● Goal: Swap "Bluetooth" for "NFC" wherever it occurs in these lines, and give the lines back with nothing else changed and the pictures left out.

Dataset items
◇ ◇ ◇ ◇ ◇

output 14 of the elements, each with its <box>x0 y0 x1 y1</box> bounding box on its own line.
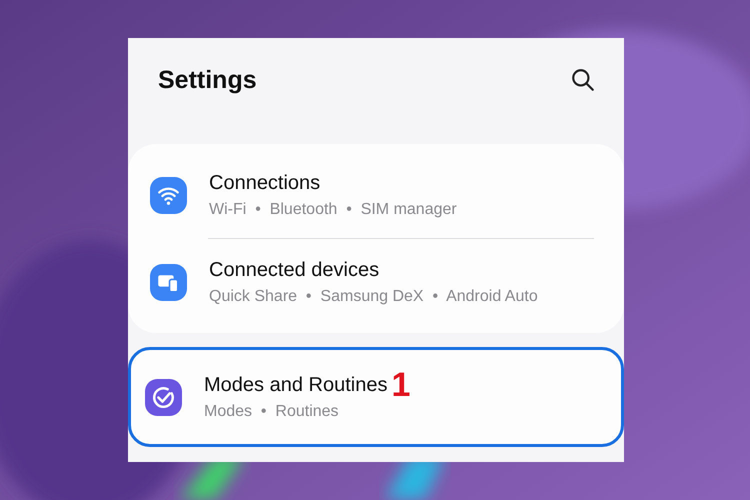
item-subtitle: Wi-Fi • Bluetooth • SIM manager <box>209 200 458 218</box>
item-subtitle: Quick Share • Samsung DeX • Android Auto <box>209 288 539 306</box>
check-cycle-icon <box>145 378 182 416</box>
settings-item[interactable]: Connections Wi-Fi • Bluetooth • SIM manager <box>128 152 624 238</box>
settings-item[interactable]: Connected devices Quick Share • Samsung DeX • Android Auto <box>128 239 624 325</box>
item-title: Connected devices <box>209 258 380 282</box>
wifi-icon <box>150 176 187 214</box>
item-title: Modes and Routines <box>204 374 388 396</box>
search-icon[interactable] <box>570 67 596 93</box>
devices-icon <box>150 264 187 300</box>
step-number: 1 <box>391 375 410 395</box>
item-subtitle: Modes • Routines <box>204 402 340 420</box>
item-title: Connections <box>209 172 320 194</box>
screen-title: Settings <box>158 66 257 94</box>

◇ ◇ ◇ ◇ ◇

● Reply to the task:
output 14 of the elements, each with its <box>x0 y0 x1 y1</box> bounding box on its own line.
item-subtitle: Wi-Fi • NFC • SIM manager <box>209 200 458 218</box>
item-subtitle: Quick Share • Samsung DeX • Android Auto <box>209 288 539 306</box>
check-cycle-icon <box>145 378 182 416</box>
settings-item[interactable]: Connections Wi-Fi • NFC • SIM manager <box>128 152 624 238</box>
settings-item[interactable]: Connected devices Quick Share • Samsung DeX • Android Auto <box>128 239 624 325</box>
item-title: Connected devices <box>209 258 380 282</box>
wifi-icon <box>150 176 187 214</box>
item-title: Modes and Routines <box>204 374 388 396</box>
search-icon[interactable] <box>570 67 596 93</box>
devices-icon <box>150 264 187 300</box>
step-number: 1 <box>391 375 410 395</box>
item-subtitle: Modes • Routines <box>204 402 340 420</box>
item-title: Connections <box>209 172 320 194</box>
screen-title: Settings <box>158 66 257 94</box>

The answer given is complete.